### FRAGMENTO SELECCIONADO ###

Queridos hermanos y hermanas, ¡buenos días!
En la liturgia de hoy se narra el episodio de la tempestad calmada por Jesús (Mc
4,35-41). La barca en la que los discípulos atraviesan el lago es asaltada por el
viento y las olas y ellos temen hundirse. Jesús está con ellos en la barca, sin
embargo, se queda en la popa durmiendo sobre un cabezal. Los discípulos,
llenos de miedo, le gritan: «Maestro, ¿no te importa que perezcamos?» (v. 38).
Y muchas veces también nosotros, asaltados por las pruebas de la vida, hemos
gritado al Señor: “¿Por qué te quedas en silencio y no haces nada por mí?”.
Sobre todo cuando parece que nos hundimos, porque el amor o el proyecto en el
que habíamos puesto grandes esperanzas desvanece; o cuando estamos a
merced de las persistentes olas de la ansiedad; o cuando nos sentimos
sumergidos por los problemas o perdidos en medio del mar de la vida, sin ruta y
sin puerto. O incluso, en los momentos en los que desaparece la fuerza para ir
adelante, porque falta el trabajo o un diagnóstico inesperado nos hace temer por
nuestra salud o la de un ser querido. Son muchos los momentos en los que nos
sentimos en tempestad, nos sentimos casi acabados.
En estas situaciones y en muchas otras, también nosotros nos sentimos
ahogados por el miedo y, como los discípulos, corremos el riesgo de perder de
vista lo más importante. En la barca, de hecho, incluso si duerme, Jesús está, y
comparte con los suyos todo lo que está sucediendo. Su sueño, por un lado nos
sorprende, y por el otro nos pone a prueba. El Señor está ahí, presente; de
hecho, espera —por así decir— que seamos nosotros los que le impliquemos, le
invoquemos, le pongamos en el centro de lo que vivimos. Su sueño nos provoca
el despertarnos. Porque, para ser discípulos de Jesús, no basta con creer que
Dios está, que existe, sino que es necesario involucrarse con Él, es necesario
también alzar la voz con Él. Escuchad esto: es necesario gritarle a Él. La oración,
muchas veces, es un grito: “¡Señor, sálvame!”. Hoy, Día del Refugiado, estaba
viendo en el programa “A sua immagine” (A su imagen), muchos que vienen en
pateras y cuando se van a ahogar gritan: “¡Sálvanos!”. También en nuestra vida
sucede lo mismo: “¡Señor, sálvanos!”, y la oración se convierte en un grito.

### DATOS REGISTRADOS ###

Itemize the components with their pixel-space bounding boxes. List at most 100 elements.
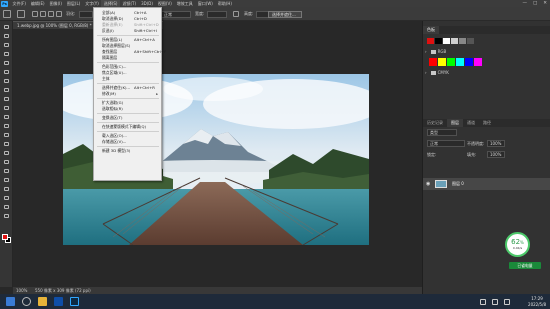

###

- [EJERCICIOS PROPUESTOS]:
1 - Indica si cada afirmación concuerda con el fragmento y justifica cada sí o no con las palabras decisivas del fragmento, citadas literalmente: (a) Jesús duerme en la popa de la barca. (b) Para ser discípulo de Jesús basta con creer que Dios existe. (c) El programa mencionado se titula "A sua immagine".
2 - Reproduce sin cambios el pasaje del fragmento que empieza con "Y muchas veces" y continúa hasta "sentimos casi acabados.".
3 - Convierte en una lista el párrafo del fragmento que comienza con «En la liturgia de hoy», conservando sus datos principales.

- [RESPUESTAS]:
1 -
(a) Sí: "se queda en la popa durmiendo sobre un cabezal".
(b) No: "no basta con creer que Dios está, que existe, sino que es necesario involucrarse con Él".
(c) Sí: "estaba viendo en el programa “A sua immagine” (A su imagen)".

2 -
Y muchas veces también nosotros, asaltados por las pruebas de la vida, hemos
gritado al Señor: “¿Por qué te quedas en silencio y no haces nada por mí?”.
Sobre todo cuando parece que nos hundimos, porque el amor o el proyecto en el
que habíamos puesto grandes esperanzas desvanece; o cuando estamos a
merced de las persistentes olas de la ansiedad; o cuando nos sentimos
sumergidos por los problemas o perdidos en medio del mar de la vida, sin ruta y
sin puerto. O incluso, en los momentos en los que desaparece la fuerza para ir
adelante, porque falta el trabajo o un diagnóstico inesperado nos hace temer por
nuestra salud o la de un ser querido. Son muchos los momentos en los que nos
sentimos en tempestad, nos sentimos casi acabados.

3 -
- La liturgia del día narra la tempestad calmada por Jesús (Mc 4,35-41).
- El viento y las olas asaltan la barca en la que los discípulos atraviesan el lago, y ellos temen hundirse.
- Jesús está con ellos, pero duerme en la popa sobre un cabezal.
- Llenos de miedo, los discípulos le gritan: «Maestro, ¿no te importa que perezcamos?».
- También nosotros, ante las pruebas de la vida, hemos preguntado al Señor por qué se queda en silencio y no hace nada.
- Esto ocurre sobre todo cuando se desvanece un amor o un proyecto en el que habíamos puesto grandes esperanzas.
- También ocurre cuando nos domina la ansiedad, cuando los problemas nos sumergen o cuando nos sentimos perdidos, sin ruta y sin puerto.
- Ocurre asimismo cuando falta la fuerza para seguir, porque falta el trabajo o un diagnóstico inesperado nos hace temer por nuestra salud o la de un ser querido.
- Son muchos los momentos en que nos sentimos en tempestad, casi acabados.